Set problem: Write out the listing below without alteration, omitting its pictures.

Information shown:
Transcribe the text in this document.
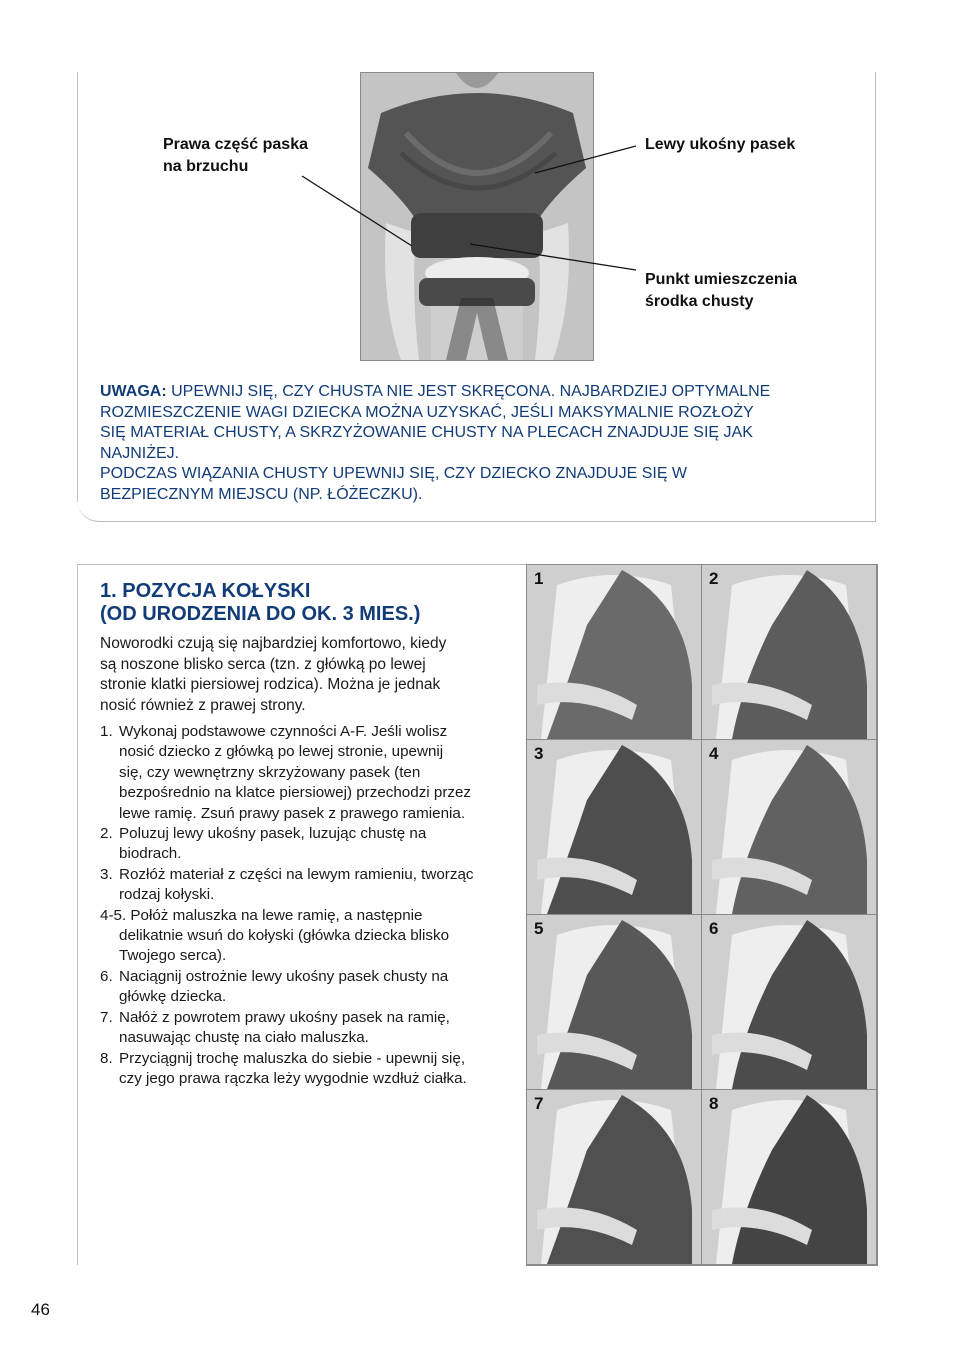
Prawa część paska
na brzuchu
Lewy ukośny pasek
Punkt umieszczenia
środka chusty
UWAGA: UPEWNIJ SIĘ, CZY CHUSTA NIE JEST SKRĘCONA. NAJBARDZIEJ OPTYMALNE
ROZMIESZCZENIE WAGI DZIECKA MOŻNA UZYSKAĆ, JEŚLI MAKSYMALNIE ROZŁOŻY
SIĘ MATERIAŁ CHUSTY, A SKRZYŻOWANIE CHUSTY NA PLECACH ZNAJDUJE SIĘ JAK
NAJNIŻEJ.
PODCZAS WIĄZANIA CHUSTY UPEWNIJ SIĘ, CZY DZIECKO ZNAJDUJE SIĘ W
BEZPIECZNYM MIEJSCU (NP. ŁÓŻECZKU).
1. POZYCJA KOŁYSKI
(OD URODZENIA DO OK. 3 MIES.)
Noworodki czują się najbardziej komfortowo, kiedy
są noszone blisko serca (tzn. z główką po lewej
stronie klatki piersiowej rodzica). Można je jednak
nosić również z prawej strony.
1. Wykonaj podstawowe czynności A-F. Jeśli wolisz
nosić dziecko z główką po lewej stronie, upewnij
się, czy wewnętrzny skrzyżowany pasek (ten
bezpośrednio na klatce piersiowej) przechodzi przez
lewe ramię. Zsuń prawy pasek z prawego ramienia.
2. Poluzuj lewy ukośny pasek, luzując chustę na
biodrach.
3. Rozłóż materiał z części na lewym ramieniu, tworząc
rodzaj kołyski.
4-5. Połóż maluszka na lewe ramię, a następnie
delikatnie wsuń do kołyski (główka dziecka blisko
Twojego serca).
6. Naciągnij ostrożnie lewy ukośny pasek chusty na
główkę dziecka.
7. Nałóż z powrotem prawy ukośny pasek na ramię,
nasuwając chustę na ciało maluszka.
8. Przyciągnij trochę maluszka do siebie - upewnij się,
czy jego prawa rączka leży wygodnie wzdłuż ciałka.
1	2
3	4
5	6
7	8
46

Finished exercise:
Transcribe the text in this document.
Prawa część paska
na brzuchu
Lewy ukośny pasek
Punkt umieszczenia
środka chusty
UWAGA: UPEWNIJ SIĘ, CZY CHUSTA NIE JEST SKRĘCONA. NAJBARDZIEJ OPTYMALNE
ROZMIESZCZENIE WAGI DZIECKA MOŻNA UZYSKAĆ, JEŚLI MAKSYMALNIE ROZŁOŻY
SIĘ MATERIAŁ CHUSTY, A SKRZYŻOWANIE CHUSTY NA PLECACH ZNAJDUJE SIĘ JAK
NAJNIŻEJ.
PODCZAS WIĄZANIA CHUSTY UPEWNIJ SIĘ, CZY DZIECKO ZNAJDUJE SIĘ W
BEZPIECZNYM MIEJSCU (NP. ŁÓŻECZKU).
1. POZYCJA KOŁYSKI
(OD URODZENIA DO OK. 3 MIES.)
Noworodki czują się najbardziej komfortowo, kiedy
są noszone blisko serca (tzn. z główką po lewej
stronie klatki piersiowej rodzica). Można je jednak
nosić również z prawej strony.
1. Wykonaj podstawowe czynności A-F. Jeśli wolisz
nosić dziecko z główką po lewej stronie, upewnij
się, czy wewnętrzny skrzyżowany pasek (ten
bezpośrednio na klatce piersiowej) przechodzi przez
lewe ramię. Zsuń prawy pasek z prawego ramienia.
2. Poluzuj lewy ukośny pasek, luzując chustę na
biodrach.
3. Rozłóż materiał z części na lewym ramieniu, tworząc
rodzaj kołyski.
4-5. Połóż maluszka na lewe ramię, a następnie
delikatnie wsuń do kołyski (główka dziecka blisko
Twojego serca).
6. Naciągnij ostrożnie lewy ukośny pasek chusty na
główkę dziecka.
7. Nałóż z powrotem prawy ukośny pasek na ramię,
nasuwając chustę na ciało maluszka.
8. Przyciągnij trochę maluszka do siebie - upewnij się,
czy jego prawa rączka leży wygodnie wzdłuż ciałka.
1	2
3	4
5	6
7	8
46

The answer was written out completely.